— Begin DATA SECTION —

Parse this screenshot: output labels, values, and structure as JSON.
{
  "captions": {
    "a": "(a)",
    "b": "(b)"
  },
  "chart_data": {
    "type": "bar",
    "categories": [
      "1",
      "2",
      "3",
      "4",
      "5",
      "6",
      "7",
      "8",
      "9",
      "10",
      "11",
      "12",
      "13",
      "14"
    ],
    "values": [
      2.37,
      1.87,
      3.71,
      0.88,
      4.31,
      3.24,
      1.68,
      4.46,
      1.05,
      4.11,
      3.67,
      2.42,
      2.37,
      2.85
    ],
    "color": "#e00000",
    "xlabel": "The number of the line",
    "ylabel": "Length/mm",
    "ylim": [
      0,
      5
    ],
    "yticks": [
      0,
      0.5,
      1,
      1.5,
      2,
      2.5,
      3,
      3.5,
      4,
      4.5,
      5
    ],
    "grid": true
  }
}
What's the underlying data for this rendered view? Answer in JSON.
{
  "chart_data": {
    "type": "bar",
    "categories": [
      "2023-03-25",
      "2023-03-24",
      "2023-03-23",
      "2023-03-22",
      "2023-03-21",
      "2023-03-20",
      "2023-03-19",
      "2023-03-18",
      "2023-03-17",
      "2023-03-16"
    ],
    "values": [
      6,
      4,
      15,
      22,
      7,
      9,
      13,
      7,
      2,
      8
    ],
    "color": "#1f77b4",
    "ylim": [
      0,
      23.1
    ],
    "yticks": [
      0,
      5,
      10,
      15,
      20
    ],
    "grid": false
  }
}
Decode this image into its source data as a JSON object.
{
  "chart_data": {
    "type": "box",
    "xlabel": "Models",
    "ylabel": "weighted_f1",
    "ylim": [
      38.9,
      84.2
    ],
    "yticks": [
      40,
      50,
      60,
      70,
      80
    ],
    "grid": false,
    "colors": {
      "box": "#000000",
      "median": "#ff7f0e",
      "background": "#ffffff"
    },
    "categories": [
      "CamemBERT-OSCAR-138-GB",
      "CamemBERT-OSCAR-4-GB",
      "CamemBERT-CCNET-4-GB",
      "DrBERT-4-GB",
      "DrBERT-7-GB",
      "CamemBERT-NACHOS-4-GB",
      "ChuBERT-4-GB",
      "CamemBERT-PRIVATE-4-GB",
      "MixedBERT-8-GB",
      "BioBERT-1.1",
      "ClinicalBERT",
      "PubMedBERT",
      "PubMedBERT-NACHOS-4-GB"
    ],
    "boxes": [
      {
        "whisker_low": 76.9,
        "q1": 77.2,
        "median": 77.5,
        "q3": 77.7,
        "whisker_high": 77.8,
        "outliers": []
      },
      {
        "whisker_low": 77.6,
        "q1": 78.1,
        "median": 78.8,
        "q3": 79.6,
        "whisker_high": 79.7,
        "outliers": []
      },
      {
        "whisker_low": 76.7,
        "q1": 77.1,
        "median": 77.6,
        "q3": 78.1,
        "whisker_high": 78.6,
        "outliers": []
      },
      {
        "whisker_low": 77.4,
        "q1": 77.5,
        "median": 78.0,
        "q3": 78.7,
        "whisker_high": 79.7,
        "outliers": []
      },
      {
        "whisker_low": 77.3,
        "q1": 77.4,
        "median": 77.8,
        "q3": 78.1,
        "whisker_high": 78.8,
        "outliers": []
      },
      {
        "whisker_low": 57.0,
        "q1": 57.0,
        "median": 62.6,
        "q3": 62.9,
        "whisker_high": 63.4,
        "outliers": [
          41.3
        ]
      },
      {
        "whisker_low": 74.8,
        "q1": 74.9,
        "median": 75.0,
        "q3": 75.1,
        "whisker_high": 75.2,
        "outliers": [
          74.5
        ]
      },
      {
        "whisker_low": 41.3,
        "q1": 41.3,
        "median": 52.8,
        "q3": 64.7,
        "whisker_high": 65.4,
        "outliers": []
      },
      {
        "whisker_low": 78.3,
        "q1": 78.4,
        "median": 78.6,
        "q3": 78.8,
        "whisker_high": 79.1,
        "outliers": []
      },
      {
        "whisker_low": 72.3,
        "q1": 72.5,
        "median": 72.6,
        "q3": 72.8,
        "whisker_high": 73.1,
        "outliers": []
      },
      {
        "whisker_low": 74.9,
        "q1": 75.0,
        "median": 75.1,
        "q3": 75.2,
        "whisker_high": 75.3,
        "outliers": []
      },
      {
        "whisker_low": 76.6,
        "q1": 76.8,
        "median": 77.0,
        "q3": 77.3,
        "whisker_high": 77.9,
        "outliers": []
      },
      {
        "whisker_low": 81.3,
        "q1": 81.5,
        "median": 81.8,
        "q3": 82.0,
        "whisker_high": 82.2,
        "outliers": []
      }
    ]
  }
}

— End DATA SECTION —

-- EXERCISE REQUIREMENTS --
Repeat the records above exactly.

-- RESULT OF THIS TASK --
Parse this screenshot: output labels, values, and structure as JSON.
{
  "captions": {
    "a": "(a)",
    "b": "(b)"
  },
  "chart_data": {
    "type": "bar",
    "categories": [
      "1",
      "2",
      "3",
      "4",
      "5",
      "6",
      "7",
      "8",
      "9",
      "10",
      "11",
      "12",
      "13",
      "14"
    ],
    "values": [
      2.37,
      1.87,
      3.71,
      0.88,
      4.31,
      3.24,
      1.68,
      4.46,
      1.05,
      4.11,
      3.67,
      2.42,
      2.37,
      2.85
    ],
    "color": "#e00000",
    "xlabel": "The number of the line",
    "ylabel": "Length/mm",
    "ylim": [
      0,
      5
    ],
    "yticks": [
      0,
      0.5,
      1,
      1.5,
      2,
      2.5,
      3,
      3.5,
      4,
      4.5,
      5
    ],
    "grid": true
  }
}
What's the underlying data for this rendered view? Answer in JSON.
{
  "chart_data": {
    "type": "bar",
    "categories": [
      "2023-03-25",
      "2023-03-24",
      "2023-03-23",
      "2023-03-22",
      "2023-03-21",
      "2023-03-20",
      "2023-03-19",
      "2023-03-18",
      "2023-03-17",
      "2023-03-16"
    ],
    "values": [
      6,
      4,
      15,
      22,
      7,
      9,
      13,
      7,
      2,
      8
    ],
    "color": "#1f77b4",
    "ylim": [
      0,
      23.1
    ],
    "yticks": [
      0,
      5,
      10,
      15,
      20
    ],
    "grid": false
  }
}
Decode this image into its source data as a JSON object.
{
  "chart_data": {
    "type": "box",
    "xlabel": "Models",
    "ylabel": "weighted_f1",
    "ylim": [
      38.9,
      84.2
    ],
    "yticks": [
      40,
      50,
      60,
      70,
      80
    ],
    "grid": false,
    "colors": {
      "box": "#000000",
      "median": "#ff7f0e",
      "background": "#ffffff"
    },
    "categories": [
      "CamemBERT-OSCAR-138-GB",
      "CamemBERT-OSCAR-4-GB",
      "CamemBERT-CCNET-4-GB",
      "DrBERT-4-GB",
      "DrBERT-7-GB",
      "CamemBERT-NACHOS-4-GB",
      "ChuBERT-4-GB",
      "CamemBERT-PRIVATE-4-GB",
      "MixedBERT-8-GB",
      "BioBERT-1.1",
      "ClinicalBERT",
      "PubMedBERT",
      "PubMedBERT-NACHOS-4-GB"
    ],
    "boxes": [
      {
        "whisker_low": 76.9,
        "q1": 77.2,
        "median": 77.5,
        "q3": 77.7,
        "whisker_high": 77.8,
        "outliers": []
      },
      {
        "whisker_low": 77.6,
        "q1": 78.1,
        "median": 78.8,
        "q3": 79.6,
        "whisker_high": 79.7,
        "outliers": []
      },
      {
        "whisker_low": 76.7,
        "q1": 77.1,
        "median": 77.6,
        "q3": 78.1,
        "whisker_high": 78.6,
        "outliers": []
      },
      {
        "whisker_low": 77.4,
        "q1": 77.5,
        "median": 78.0,
        "q3": 78.7,
        "whisker_high": 79.7,
        "outliers": []
      },
      {
        "whisker_low": 77.3,
        "q1": 77.4,
        "median": 77.8,
        "q3": 78.1,
        "whisker_high": 78.8,
        "outliers": []
      },
      {
        "whisker_low": 57.0,
        "q1": 57.0,
        "median": 62.6,
        "q3": 62.9,
        "whisker_high": 63.4,
        "outliers": [
          41.3
        ]
      },
      {
        "whisker_low": 74.8,
        "q1": 74.9,
        "median": 75.0,
        "q3": 75.1,
        "whisker_high": 75.2,
        "outliers": [
          74.5
        ]
      },
      {
        "whisker_low": 41.3,
        "q1": 41.3,
        "median": 52.8,
        "q3": 64.7,
        "whisker_high": 65.4,
        "outliers": []
      },
      {
        "whisker_low": 78.3,
        "q1": 78.4,
        "median": 78.6,
        "q3": 78.8,
        "whisker_high": 79.1,
        "outliers": []
      },
      {
        "whisker_low": 72.3,
        "q1": 72.5,
        "median": 72.6,
        "q3": 72.8,
        "whisker_high": 73.1,
        "outliers": []
      },
      {
        "whisker_low": 74.9,
        "q1": 75.0,
        "median": 75.1,
        "q3": 75.2,
        "whisker_high": 75.3,
        "outliers": []
      },
      {
        "whisker_low": 76.6,
        "q1": 76.8,
        "median": 77.0,
        "q3": 77.3,
        "whisker_high": 77.9,
        "outliers": []
      },
      {
        "whisker_low": 81.3,
        "q1": 81.5,
        "median": 81.8,
        "q3": 82.0,
        "whisker_high": 82.2,
        "outliers": []
      }
    ]
  }
}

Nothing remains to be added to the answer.